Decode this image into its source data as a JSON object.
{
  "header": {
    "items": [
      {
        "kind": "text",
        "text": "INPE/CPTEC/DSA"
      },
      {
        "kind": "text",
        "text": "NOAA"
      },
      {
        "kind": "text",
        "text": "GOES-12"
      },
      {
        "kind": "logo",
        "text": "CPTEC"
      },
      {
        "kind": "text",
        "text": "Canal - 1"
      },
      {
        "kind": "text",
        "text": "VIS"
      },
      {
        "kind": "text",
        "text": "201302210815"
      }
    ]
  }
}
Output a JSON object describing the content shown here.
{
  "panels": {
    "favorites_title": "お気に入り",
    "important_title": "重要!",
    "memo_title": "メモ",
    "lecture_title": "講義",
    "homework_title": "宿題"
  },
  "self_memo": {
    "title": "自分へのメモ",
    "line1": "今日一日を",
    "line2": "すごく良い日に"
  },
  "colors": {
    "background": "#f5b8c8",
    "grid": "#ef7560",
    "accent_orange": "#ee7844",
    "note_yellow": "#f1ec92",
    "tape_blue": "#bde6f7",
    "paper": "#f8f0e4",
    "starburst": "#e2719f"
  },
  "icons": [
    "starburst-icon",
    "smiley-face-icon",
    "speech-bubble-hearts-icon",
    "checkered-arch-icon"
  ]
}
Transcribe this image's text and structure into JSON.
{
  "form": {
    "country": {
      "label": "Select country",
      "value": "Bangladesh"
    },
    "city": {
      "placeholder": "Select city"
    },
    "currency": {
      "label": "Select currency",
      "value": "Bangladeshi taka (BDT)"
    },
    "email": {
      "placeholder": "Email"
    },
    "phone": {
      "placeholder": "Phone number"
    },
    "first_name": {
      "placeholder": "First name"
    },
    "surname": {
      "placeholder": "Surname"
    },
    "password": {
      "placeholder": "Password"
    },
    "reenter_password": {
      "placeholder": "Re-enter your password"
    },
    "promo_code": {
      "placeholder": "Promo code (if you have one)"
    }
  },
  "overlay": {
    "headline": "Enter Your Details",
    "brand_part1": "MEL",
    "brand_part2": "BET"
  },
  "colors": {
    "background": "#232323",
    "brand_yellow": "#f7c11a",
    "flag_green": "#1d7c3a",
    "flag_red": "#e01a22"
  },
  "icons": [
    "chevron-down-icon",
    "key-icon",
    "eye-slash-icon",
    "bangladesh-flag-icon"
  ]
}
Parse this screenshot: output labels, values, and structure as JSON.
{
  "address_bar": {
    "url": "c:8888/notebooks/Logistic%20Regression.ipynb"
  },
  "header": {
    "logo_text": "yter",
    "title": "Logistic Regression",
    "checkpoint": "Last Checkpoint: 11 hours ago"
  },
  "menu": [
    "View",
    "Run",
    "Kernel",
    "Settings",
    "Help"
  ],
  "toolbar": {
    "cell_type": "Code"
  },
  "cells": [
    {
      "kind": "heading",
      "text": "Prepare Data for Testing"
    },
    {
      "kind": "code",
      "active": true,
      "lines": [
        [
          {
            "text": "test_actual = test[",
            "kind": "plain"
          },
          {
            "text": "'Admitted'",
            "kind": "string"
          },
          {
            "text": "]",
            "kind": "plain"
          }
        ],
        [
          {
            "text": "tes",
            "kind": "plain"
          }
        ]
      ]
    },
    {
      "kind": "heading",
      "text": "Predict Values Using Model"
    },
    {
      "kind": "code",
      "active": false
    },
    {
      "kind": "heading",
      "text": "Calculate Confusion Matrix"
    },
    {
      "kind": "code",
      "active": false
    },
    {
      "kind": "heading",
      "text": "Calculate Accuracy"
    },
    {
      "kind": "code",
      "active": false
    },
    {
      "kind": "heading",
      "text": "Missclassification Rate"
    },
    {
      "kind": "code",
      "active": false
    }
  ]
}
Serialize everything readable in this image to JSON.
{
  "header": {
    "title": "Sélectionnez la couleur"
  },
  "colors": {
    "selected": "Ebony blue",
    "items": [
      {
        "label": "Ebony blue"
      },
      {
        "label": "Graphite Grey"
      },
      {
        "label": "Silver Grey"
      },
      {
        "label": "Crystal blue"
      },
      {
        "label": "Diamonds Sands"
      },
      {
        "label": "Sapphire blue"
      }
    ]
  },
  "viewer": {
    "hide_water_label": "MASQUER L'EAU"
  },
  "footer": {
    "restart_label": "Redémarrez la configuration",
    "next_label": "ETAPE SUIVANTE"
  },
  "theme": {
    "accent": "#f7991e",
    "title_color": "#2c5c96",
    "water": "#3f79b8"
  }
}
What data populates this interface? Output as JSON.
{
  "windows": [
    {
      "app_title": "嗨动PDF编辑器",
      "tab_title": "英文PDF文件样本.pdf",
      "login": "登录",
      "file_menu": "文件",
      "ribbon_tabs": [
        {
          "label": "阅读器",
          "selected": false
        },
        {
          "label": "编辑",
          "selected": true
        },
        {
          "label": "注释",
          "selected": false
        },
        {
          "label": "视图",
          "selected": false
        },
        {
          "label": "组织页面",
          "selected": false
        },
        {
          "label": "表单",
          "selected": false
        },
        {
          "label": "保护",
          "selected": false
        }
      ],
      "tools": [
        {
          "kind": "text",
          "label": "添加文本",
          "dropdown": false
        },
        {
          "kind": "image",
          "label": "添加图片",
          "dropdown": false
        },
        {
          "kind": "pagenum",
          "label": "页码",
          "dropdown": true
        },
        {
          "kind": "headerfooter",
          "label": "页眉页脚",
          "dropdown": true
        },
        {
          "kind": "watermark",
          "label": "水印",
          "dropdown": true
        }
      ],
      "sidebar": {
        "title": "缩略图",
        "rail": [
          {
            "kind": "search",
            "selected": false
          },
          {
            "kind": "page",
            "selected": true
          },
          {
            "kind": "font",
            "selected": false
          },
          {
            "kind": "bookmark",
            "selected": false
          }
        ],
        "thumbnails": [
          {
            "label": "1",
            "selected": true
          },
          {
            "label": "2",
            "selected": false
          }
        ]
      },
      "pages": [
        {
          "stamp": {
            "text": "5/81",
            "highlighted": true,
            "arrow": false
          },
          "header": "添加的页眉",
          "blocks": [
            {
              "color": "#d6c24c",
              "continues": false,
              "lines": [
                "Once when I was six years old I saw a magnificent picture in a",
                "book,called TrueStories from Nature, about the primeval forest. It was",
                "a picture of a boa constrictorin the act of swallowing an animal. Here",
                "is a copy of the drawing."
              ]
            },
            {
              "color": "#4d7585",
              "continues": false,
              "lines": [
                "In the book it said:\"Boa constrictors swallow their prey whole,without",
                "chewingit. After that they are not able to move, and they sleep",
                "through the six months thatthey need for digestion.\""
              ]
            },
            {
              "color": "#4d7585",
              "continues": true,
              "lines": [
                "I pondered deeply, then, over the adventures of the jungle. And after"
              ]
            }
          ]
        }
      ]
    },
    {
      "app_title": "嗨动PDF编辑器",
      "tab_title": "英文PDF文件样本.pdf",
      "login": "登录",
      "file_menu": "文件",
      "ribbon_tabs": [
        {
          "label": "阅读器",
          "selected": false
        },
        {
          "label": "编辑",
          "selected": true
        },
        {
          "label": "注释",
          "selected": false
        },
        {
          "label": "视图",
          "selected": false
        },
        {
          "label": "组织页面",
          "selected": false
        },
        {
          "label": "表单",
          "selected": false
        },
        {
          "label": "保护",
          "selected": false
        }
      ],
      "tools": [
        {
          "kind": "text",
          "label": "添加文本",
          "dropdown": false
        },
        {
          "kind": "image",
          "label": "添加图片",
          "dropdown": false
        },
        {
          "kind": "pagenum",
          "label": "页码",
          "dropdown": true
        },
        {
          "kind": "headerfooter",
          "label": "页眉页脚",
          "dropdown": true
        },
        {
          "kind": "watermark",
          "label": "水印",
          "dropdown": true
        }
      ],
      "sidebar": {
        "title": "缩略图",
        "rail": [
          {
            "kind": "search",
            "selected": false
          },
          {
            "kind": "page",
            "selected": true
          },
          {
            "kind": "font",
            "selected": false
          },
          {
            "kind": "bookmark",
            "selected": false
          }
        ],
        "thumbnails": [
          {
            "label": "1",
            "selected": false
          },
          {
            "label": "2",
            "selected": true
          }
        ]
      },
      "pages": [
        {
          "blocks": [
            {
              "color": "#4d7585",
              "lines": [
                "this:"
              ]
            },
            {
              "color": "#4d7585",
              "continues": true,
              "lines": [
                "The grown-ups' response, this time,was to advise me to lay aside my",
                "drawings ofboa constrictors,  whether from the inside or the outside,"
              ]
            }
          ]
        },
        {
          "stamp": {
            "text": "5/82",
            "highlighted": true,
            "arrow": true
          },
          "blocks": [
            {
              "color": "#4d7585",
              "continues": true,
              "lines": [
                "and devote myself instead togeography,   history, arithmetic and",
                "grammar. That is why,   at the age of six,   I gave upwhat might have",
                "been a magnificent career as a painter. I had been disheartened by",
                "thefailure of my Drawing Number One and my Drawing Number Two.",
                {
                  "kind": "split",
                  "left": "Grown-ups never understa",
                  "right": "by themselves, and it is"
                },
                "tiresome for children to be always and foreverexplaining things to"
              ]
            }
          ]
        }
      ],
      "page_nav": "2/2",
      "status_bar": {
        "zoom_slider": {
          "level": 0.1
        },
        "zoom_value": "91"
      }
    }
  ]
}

» **Given problem**: Only the number is needed: state how many lines in the listing contain "this".

» **Expected answer**: 7